#### [Source]
This has not yet been a revolution though: the reason is that we simply adopted technology, letting old work habits coexist: we have moved our excels to the cloud, often just as email attachments, rather than changing the way we iterate.
One of the keys for mature distributed organizations is the fact they adopt technology differently, moving to asynchronous work as much as possible. Most organizations did not interrogate themselves about how work was performed remotely. This is why, I suspect, there is a widespread notion that productivity decreased. For sure it did as micromanagement does not work well remotely. After all, micromanagement belongs to the same organizational logic that built centralized mainframes in the first instance.
The logic of Cloud is instead completely different. It requires macro-management, in terms of a great vision, then lets individual users act on a system that is universally available. People can invest more time in the content and the workflows, rather than on the tool itself.

#### [Exercise task 1]
Translate this sentence from the passage on cloud technology and remote work into French: "People can invest more time in the content and the workflows, rather than on the tool itself."
#### [Exercise task 2]
Carry on the passage above about cloud technology and remote work, picking up after its final sentence.

#### [Data lines]
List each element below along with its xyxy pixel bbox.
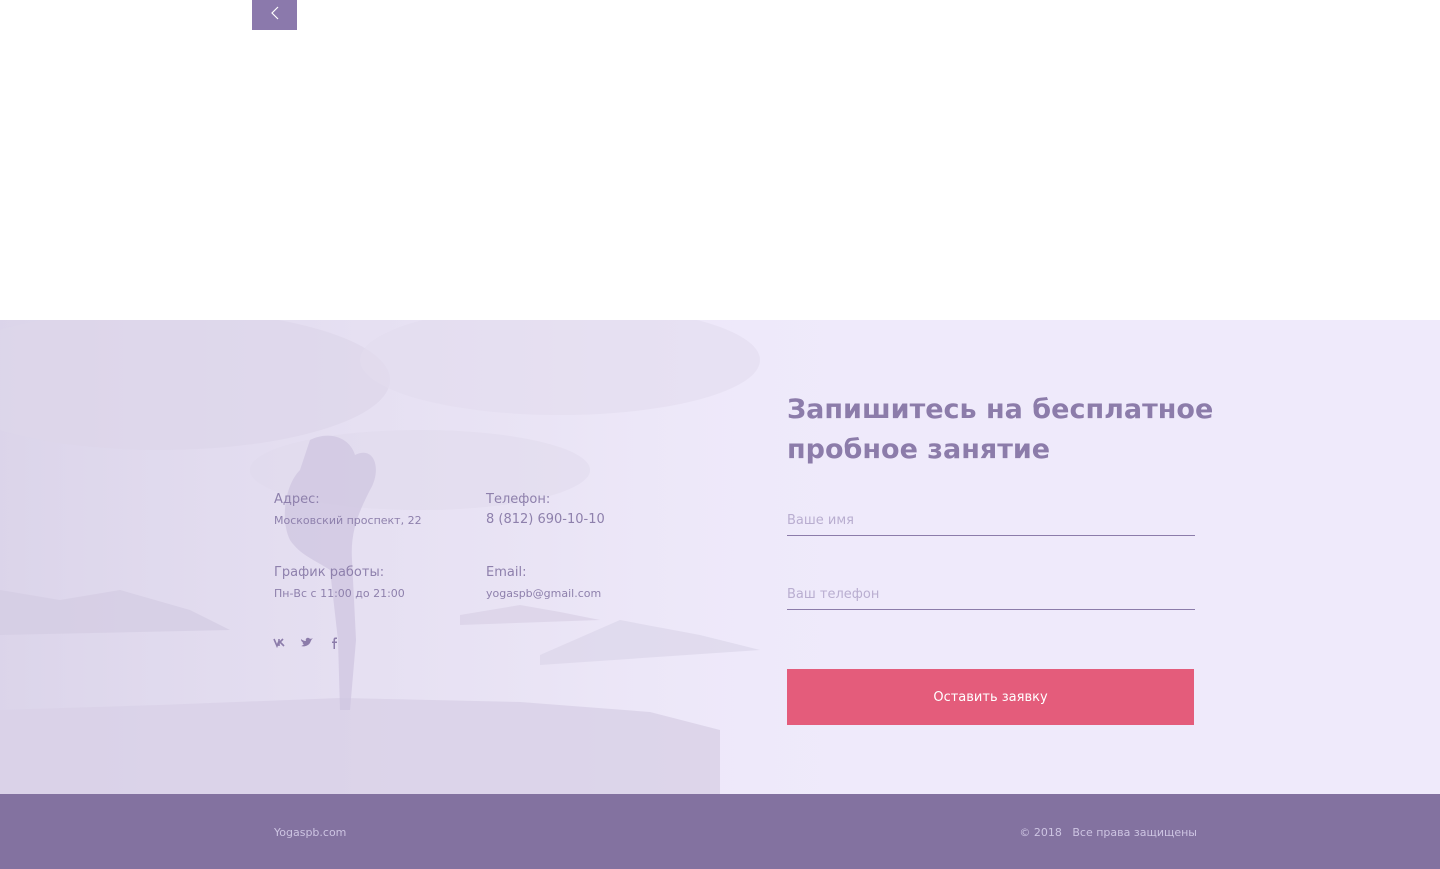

#### [Right answer 1]
Les gens peuvent consacrer davantage de temps au contenu et aux flux de travail plutôt qu'à l'outil lui-même.

#### [Right answer 2]
As 2022 is one stone-throw away, we can clearly see materializing the big challenge for every organization. How do we take that massive technology adoption into something useful for the organisation, its productivity, its customer service, its value creation?
The only way of doing this is intentionally building a cloud-based mindset. Yeah, I know, having your head in the cloud doesn't sound like a great concept in many languages. Yet, it is what we need.
We need to start understanding the basics of technologies and understand how these can support the change needed by our organizations. Concepts such as micro-services are critical also from an organization design perspective. Yet they all need to be pursued in terms of Intentional Design. This is why we need even more today to sit down with our IT counterparts and provide a joint architecture model that looks at the combination of hardware, software, and wetware.
Only by intentionally building the best interaction between people and technology, we can profit from the advancement of speed in innovation and not be a victim of it.
Are you ready to start?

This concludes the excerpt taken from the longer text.